## begin Entries provided
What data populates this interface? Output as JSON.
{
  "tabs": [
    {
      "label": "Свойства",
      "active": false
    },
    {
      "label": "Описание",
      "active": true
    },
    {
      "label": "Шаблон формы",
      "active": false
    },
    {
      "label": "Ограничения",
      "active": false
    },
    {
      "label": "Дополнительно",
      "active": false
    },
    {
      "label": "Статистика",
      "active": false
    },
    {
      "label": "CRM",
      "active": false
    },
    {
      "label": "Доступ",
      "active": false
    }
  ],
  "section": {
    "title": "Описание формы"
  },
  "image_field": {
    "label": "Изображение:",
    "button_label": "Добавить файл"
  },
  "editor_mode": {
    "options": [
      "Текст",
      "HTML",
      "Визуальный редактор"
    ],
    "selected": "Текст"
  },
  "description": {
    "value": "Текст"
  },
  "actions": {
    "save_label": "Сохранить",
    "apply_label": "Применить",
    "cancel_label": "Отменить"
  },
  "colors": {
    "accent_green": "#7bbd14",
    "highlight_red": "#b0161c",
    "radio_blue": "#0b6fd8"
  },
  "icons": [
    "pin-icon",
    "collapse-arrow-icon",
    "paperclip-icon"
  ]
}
## end Entries provided
Directive: All of the data needs to be printed once more, exactly.

Answer to this exercise:
What data populates this interface? Output as JSON.
{
  "tabs": [
    {
      "label": "Свойства",
      "active": false
    },
    {
      "label": "Описание",
      "active": true
    },
    {
      "label": "Шаблон формы",
      "active": false
    },
    {
      "label": "Ограничения",
      "active": false
    },
    {
      "label": "Дополнительно",
      "active": false
    },
    {
      "label": "Статистика",
      "active": false
    },
    {
      "label": "CRM",
      "active": false
    },
    {
      "label": "Доступ",
      "active": false
    }
  ],
  "section": {
    "title": "Описание формы"
  },
  "image_field": {
    "label": "Изображение:",
    "button_label": "Добавить файл"
  },
  "editor_mode": {
    "options": [
      "Текст",
      "HTML",
      "Визуальный редактор"
    ],
    "selected": "Текст"
  },
  "description": {
    "value": "Текст"
  },
  "actions": {
    "save_label": "Сохранить",
    "apply_label": "Применить",
    "cancel_label": "Отменить"
  },
  "colors": {
    "accent_green": "#7bbd14",
    "highlight_red": "#b0161c",
    "radio_blue": "#0b6fd8"
  },
  "icons": [
    "pin-icon",
    "collapse-arrow-icon",
    "paperclip-icon"
  ]
}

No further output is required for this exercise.